**Given records**:

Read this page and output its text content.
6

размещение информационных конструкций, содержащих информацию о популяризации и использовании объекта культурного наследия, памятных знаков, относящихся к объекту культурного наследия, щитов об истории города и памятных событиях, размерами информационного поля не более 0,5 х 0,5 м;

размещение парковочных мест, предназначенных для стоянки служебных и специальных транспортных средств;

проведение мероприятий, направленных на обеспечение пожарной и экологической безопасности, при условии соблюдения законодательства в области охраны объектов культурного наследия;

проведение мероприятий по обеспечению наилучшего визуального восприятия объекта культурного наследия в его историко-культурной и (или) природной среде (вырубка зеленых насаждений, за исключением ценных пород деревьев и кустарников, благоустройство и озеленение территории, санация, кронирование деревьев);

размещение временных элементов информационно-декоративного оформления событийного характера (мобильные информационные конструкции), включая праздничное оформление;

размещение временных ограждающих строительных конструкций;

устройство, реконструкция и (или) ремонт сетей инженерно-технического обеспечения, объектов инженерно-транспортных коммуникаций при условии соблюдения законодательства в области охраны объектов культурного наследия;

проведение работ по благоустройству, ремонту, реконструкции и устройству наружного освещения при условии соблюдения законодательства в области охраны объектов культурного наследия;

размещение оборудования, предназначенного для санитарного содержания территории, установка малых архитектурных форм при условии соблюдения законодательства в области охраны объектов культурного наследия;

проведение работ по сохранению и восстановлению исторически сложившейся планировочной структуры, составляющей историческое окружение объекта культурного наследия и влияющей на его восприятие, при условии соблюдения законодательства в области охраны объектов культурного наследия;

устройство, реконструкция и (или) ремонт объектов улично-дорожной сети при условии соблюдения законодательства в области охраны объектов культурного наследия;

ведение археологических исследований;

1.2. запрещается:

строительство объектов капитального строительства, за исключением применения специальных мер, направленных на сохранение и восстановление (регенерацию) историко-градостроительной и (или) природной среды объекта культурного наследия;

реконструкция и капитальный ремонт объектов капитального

**Task statement**:
Each line of the material above must be retyped precisely.

**Task answer**:
Read this page and output its text content.
6

размещение информационных конструкций, содержащих информацию о популяризации и использовании объекта культурного наследия, памятных знаков, относящихся к объекту культурного наследия, щитов об истории города и памятных событиях, размерами информационного поля не более 0,5 х 0,5 м;

размещение парковочных мест, предназначенных для стоянки служебных и специальных транспортных средств;

проведение мероприятий, направленных на обеспечение пожарной и экологической безопасности, при условии соблюдения законодательства в области охраны объектов культурного наследия;

проведение мероприятий по обеспечению наилучшего визуального восприятия объекта культурного наследия в его историко-культурной и (или) природной среде (вырубка зеленых насаждений, за исключением ценных пород деревьев и кустарников, благоустройство и озеленение территории, санация, кронирование деревьев);

размещение временных элементов информационно-декоративного оформления событийного характера (мобильные информационные конструкции), включая праздничное оформление;

размещение временных ограждающих строительных конструкций;

устройство, реконструкция и (или) ремонт сетей инженерно-технического обеспечения, объектов инженерно-транспортных коммуникаций при условии соблюдения законодательства в области охраны объектов культурного наследия;

проведение работ по благоустройству, ремонту, реконструкции и устройству наружного освещения при условии соблюдения законодательства в области охраны объектов культурного наследия;

размещение оборудования, предназначенного для санитарного содержания территории, установка малых архитектурных форм при условии соблюдения законодательства в области охраны объектов культурного наследия;

проведение работ по сохранению и восстановлению исторически сложившейся планировочной структуры, составляющей историческое окружение объекта культурного наследия и влияющей на его восприятие, при условии соблюдения законодательства в области охраны объектов культурного наследия;

устройство, реконструкция и (или) ремонт объектов улично-дорожной сети при условии соблюдения законодательства в области охраны объектов культурного наследия;

ведение археологических исследований;

1.2. запрещается:

строительство объектов капитального строительства, за исключением применения специальных мер, направленных на сохранение и восстановление (регенерацию) историко-градостроительной и (или) природной среды объекта культурного наследия;

реконструкция и капитальный ремонт объектов капитального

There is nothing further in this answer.